### [Stated goal]
Count every line in the entries that follow where the word "this" appears, then state only the total.
— Start Source material —
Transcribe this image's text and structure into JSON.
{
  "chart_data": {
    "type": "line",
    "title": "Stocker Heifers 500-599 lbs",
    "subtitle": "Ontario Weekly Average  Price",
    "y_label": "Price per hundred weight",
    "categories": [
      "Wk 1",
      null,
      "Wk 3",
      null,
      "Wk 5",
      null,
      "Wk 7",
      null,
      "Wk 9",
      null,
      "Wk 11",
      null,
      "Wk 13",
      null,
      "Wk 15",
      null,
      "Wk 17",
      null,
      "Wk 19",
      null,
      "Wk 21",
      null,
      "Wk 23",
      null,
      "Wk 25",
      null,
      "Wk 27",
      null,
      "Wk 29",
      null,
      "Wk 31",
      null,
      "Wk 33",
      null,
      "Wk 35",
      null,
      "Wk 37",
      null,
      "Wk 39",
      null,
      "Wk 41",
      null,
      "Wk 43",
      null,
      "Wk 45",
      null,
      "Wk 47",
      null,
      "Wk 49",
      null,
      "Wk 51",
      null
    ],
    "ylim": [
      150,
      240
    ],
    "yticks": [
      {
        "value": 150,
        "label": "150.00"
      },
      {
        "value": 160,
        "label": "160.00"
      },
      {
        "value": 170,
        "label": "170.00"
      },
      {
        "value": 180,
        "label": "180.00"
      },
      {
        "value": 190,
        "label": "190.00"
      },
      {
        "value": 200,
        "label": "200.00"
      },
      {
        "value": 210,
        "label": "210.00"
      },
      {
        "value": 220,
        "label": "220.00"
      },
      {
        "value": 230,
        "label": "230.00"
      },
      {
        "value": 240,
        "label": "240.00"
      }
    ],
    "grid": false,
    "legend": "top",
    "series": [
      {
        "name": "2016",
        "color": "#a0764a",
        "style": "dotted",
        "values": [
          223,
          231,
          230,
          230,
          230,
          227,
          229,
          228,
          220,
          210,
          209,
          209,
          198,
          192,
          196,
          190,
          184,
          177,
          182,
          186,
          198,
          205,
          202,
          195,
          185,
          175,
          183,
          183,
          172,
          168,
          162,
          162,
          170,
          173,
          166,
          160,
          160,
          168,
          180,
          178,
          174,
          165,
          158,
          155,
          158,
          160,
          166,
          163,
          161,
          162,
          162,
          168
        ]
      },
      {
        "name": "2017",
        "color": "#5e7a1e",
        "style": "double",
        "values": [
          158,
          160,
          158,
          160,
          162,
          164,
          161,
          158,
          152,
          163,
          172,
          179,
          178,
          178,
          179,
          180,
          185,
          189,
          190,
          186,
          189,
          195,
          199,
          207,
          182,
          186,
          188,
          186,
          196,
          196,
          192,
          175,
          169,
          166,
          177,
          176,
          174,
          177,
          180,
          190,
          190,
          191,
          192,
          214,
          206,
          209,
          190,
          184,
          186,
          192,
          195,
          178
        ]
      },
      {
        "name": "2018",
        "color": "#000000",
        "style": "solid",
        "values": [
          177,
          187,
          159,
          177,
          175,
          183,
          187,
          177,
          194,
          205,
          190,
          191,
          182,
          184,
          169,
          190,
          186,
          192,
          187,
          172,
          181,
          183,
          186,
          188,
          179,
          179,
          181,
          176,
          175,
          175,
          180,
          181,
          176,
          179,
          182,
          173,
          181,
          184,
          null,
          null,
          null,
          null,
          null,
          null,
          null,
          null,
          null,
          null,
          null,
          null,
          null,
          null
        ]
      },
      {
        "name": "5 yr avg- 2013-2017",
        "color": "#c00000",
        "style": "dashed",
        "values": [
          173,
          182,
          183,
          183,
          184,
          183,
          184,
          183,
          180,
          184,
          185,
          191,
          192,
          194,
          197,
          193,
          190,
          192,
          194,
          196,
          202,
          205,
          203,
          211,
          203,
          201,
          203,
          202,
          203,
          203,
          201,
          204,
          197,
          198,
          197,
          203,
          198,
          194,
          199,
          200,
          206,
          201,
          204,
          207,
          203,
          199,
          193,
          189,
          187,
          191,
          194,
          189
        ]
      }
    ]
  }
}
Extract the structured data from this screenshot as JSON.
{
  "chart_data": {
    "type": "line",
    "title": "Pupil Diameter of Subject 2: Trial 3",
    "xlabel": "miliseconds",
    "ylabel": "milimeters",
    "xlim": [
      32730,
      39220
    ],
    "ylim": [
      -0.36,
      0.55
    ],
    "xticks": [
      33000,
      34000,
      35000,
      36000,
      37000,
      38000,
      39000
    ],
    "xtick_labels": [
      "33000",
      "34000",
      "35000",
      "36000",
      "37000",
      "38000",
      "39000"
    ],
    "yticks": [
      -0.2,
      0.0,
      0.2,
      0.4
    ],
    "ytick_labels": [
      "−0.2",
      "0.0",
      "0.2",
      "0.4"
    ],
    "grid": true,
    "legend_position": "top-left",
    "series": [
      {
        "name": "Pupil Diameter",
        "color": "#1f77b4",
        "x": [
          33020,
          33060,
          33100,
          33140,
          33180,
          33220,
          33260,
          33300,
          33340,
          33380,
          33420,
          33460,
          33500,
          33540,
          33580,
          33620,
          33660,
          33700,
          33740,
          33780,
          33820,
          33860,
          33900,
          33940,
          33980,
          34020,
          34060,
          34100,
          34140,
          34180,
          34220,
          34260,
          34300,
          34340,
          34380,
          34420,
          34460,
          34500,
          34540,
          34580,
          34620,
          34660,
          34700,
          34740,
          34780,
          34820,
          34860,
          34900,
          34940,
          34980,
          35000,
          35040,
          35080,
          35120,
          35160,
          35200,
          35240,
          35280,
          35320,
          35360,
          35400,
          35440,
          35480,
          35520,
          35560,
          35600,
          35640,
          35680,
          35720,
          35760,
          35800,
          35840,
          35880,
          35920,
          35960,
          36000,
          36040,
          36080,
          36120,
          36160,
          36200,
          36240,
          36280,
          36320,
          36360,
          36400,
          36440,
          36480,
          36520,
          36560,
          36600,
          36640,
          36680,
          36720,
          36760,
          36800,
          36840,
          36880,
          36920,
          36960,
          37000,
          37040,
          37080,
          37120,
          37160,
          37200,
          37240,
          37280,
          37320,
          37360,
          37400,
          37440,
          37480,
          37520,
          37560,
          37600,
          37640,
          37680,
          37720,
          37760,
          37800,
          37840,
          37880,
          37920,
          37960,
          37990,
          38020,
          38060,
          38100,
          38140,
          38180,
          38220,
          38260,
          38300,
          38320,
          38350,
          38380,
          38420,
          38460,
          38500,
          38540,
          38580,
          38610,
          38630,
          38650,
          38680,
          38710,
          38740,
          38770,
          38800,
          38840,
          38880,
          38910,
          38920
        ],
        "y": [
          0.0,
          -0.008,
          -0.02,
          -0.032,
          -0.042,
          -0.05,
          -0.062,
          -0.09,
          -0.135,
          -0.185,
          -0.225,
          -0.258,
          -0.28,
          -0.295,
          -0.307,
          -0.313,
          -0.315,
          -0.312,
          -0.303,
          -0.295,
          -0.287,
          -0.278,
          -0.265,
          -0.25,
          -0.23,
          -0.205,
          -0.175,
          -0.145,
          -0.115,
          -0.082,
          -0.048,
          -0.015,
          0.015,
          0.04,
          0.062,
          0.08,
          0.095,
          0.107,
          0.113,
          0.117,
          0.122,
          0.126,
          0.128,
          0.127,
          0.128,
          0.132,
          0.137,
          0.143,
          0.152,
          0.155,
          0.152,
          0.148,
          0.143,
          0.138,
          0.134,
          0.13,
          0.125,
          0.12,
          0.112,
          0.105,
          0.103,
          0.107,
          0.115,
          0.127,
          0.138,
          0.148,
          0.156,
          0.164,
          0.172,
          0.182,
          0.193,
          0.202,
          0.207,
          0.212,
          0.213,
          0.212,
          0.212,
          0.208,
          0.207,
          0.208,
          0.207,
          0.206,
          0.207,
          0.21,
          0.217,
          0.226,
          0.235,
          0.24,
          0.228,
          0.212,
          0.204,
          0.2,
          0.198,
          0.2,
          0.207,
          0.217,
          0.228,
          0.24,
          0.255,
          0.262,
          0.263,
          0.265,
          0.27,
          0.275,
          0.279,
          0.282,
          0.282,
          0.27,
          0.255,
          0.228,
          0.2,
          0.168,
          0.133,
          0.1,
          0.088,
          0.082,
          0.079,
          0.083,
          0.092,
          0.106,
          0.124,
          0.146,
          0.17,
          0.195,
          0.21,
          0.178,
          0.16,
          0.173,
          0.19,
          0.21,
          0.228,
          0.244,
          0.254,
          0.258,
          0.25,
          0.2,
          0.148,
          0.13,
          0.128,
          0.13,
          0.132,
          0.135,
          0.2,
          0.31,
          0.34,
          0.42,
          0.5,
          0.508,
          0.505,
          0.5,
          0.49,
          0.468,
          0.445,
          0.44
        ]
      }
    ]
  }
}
— End Source material —
### [Worked solution]
2